--- DATA FOR PROCESSING Enclosed Below ---

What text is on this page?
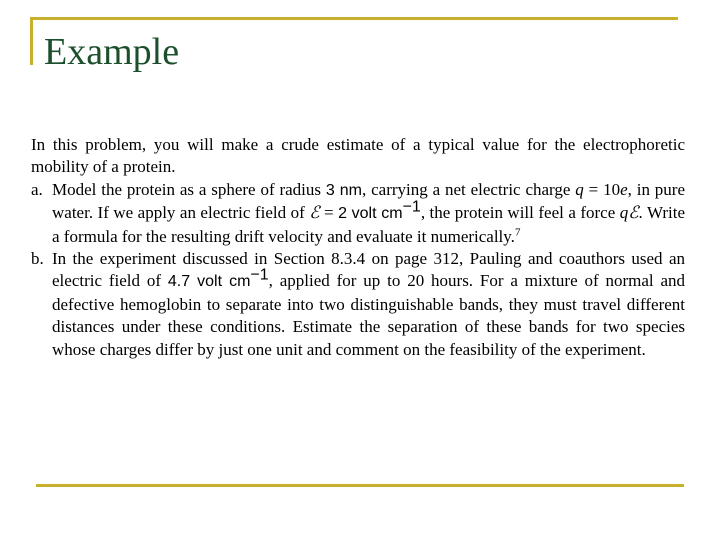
Example

In this problem, you will make a crude estimate of a typical value for the electrophoretic mobility of a protein.

a. Model the protein as a sphere of radius 3 nm, carrying a net electric charge q = 10e, in pure water. If we apply an electric field of ℰ = 2 volt $cm^{-1}$, the protein will feel a force qℰ. Write a formula for the resulting drift velocity and evaluate it numerically.$^7$

b. In the experiment discussed in Section 8.3.4 on page 312, Pauling and coauthors used an electric field of 4.7 volt $cm^{-1}$, applied for up to 20 hours. For a mixture of normal and defective hemoglobin to separate into two distinguishable bands, they must travel different distances under these conditions. Estimate the separation of these bands for two species whose charges differ by just one unit and comment on the feasibility of the experiment.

--- End of Enclosed DATA FOR PROCESSING ---

WHAT THE EXERCISE ASKS:
When you copy the listing above, reproduce every line exactly and skip the images.

TASK RESPONSE:
What text is on this page?
Example

In this problem, you will make a crude estimate of a typical value for the electrophoretic mobility of a protein.

a. Model the protein as a sphere of radius 3 nm, carrying a net electric charge q = 10e, in pure water. If we apply an electric field of ℰ = 2 volt $cm^{-1}$, the protein will feel a force qℰ. Write a formula for the resulting drift velocity and evaluate it numerically.$^7$

b. In the experiment discussed in Section 8.3.4 on page 312, Pauling and coauthors used an electric field of 4.7 volt $cm^{-1}$, applied for up to 20 hours. For a mixture of normal and defective hemoglobin to separate into two distinguishable bands, they must travel different distances under these conditions. Estimate the separation of these bands for two species whose charges differ by just one unit and comment on the feasibility of the experiment.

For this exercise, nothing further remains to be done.